Stored data entries:

────────────────────────────────────────

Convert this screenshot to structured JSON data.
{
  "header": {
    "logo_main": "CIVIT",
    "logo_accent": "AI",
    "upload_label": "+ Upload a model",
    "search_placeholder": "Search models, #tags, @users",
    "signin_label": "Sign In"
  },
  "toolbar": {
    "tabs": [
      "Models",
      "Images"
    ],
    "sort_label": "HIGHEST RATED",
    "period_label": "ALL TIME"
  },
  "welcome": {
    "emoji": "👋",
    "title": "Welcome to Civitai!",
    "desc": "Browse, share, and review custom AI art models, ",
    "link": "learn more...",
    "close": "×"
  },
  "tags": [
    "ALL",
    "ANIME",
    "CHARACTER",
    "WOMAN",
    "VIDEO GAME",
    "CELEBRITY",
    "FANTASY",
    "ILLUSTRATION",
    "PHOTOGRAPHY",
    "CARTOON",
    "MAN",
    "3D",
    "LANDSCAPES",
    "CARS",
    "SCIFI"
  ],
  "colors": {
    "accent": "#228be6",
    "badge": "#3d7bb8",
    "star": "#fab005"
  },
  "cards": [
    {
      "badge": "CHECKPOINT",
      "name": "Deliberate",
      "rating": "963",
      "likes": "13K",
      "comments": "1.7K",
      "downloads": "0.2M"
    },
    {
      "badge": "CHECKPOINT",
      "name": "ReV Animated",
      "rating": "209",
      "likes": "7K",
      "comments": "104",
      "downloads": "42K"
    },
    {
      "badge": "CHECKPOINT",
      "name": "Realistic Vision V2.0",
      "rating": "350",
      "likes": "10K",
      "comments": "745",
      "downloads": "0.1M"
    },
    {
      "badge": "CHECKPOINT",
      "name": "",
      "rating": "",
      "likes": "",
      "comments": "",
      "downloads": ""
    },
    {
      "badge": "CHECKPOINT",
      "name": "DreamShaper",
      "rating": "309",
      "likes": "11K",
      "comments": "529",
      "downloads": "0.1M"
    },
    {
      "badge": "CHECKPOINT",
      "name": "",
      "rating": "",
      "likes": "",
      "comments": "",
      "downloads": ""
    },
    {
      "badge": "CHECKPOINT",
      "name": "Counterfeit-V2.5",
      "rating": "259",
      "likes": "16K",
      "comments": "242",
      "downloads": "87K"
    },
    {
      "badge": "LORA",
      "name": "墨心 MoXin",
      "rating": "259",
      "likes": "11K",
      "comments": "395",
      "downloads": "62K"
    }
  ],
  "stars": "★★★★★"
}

────────────────────────────────────────

#### [Task to complete]
Repeat every record, keeping each word and mark exactly as it is.

#### [Solved exercise]
Convert this screenshot to structured JSON data.
{
  "header": {
    "logo_main": "CIVIT",
    "logo_accent": "AI",
    "upload_label": "+ Upload a model",
    "search_placeholder": "Search models, #tags, @users",
    "signin_label": "Sign In"
  },
  "toolbar": {
    "tabs": [
      "Models",
      "Images"
    ],
    "sort_label": "HIGHEST RATED",
    "period_label": "ALL TIME"
  },
  "welcome": {
    "emoji": "👋",
    "title": "Welcome to Civitai!",
    "desc": "Browse, share, and review custom AI art models, ",
    "link": "learn more...",
    "close": "×"
  },
  "tags": [
    "ALL",
    "ANIME",
    "CHARACTER",
    "WOMAN",
    "VIDEO GAME",
    "CELEBRITY",
    "FANTASY",
    "ILLUSTRATION",
    "PHOTOGRAPHY",
    "CARTOON",
    "MAN",
    "3D",
    "LANDSCAPES",
    "CARS",
    "SCIFI"
  ],
  "colors": {
    "accent": "#228be6",
    "badge": "#3d7bb8",
    "star": "#fab005"
  },
  "cards": [
    {
      "badge": "CHECKPOINT",
      "name": "Deliberate",
      "rating": "963",
      "likes": "13K",
      "comments": "1.7K",
      "downloads": "0.2M"
    },
    {
      "badge": "CHECKPOINT",
      "name": "ReV Animated",
      "rating": "209",
      "likes": "7K",
      "comments": "104",
      "downloads": "42K"
    },
    {
      "badge": "CHECKPOINT",
      "name": "Realistic Vision V2.0",
      "rating": "350",
      "likes": "10K",
      "comments": "745",
      "downloads": "0.1M"
    },
    {
      "badge": "CHECKPOINT",
      "name": "",
      "rating": "",
      "likes": "",
      "comments": "",
      "downloads": ""
    },
    {
      "badge": "CHECKPOINT",
      "name": "DreamShaper",
      "rating": "309",
      "likes": "11K",
      "comments": "529",
      "downloads": "0.1M"
    },
    {
      "badge": "CHECKPOINT",
      "name": "",
      "rating": "",
      "likes": "",
      "comments": "",
      "downloads": ""
    },
    {
      "badge": "CHECKPOINT",
      "name": "Counterfeit-V2.5",
      "rating": "259",
      "likes": "16K",
      "comments": "242",
      "downloads": "87K"
    },
    {
      "badge": "LORA",
      "name": "墨心 MoXin",
      "rating": "259",
      "likes": "11K",
      "comments": "395",
      "downloads": "62K"
    }
  ],
  "stars": "★★★★★"
}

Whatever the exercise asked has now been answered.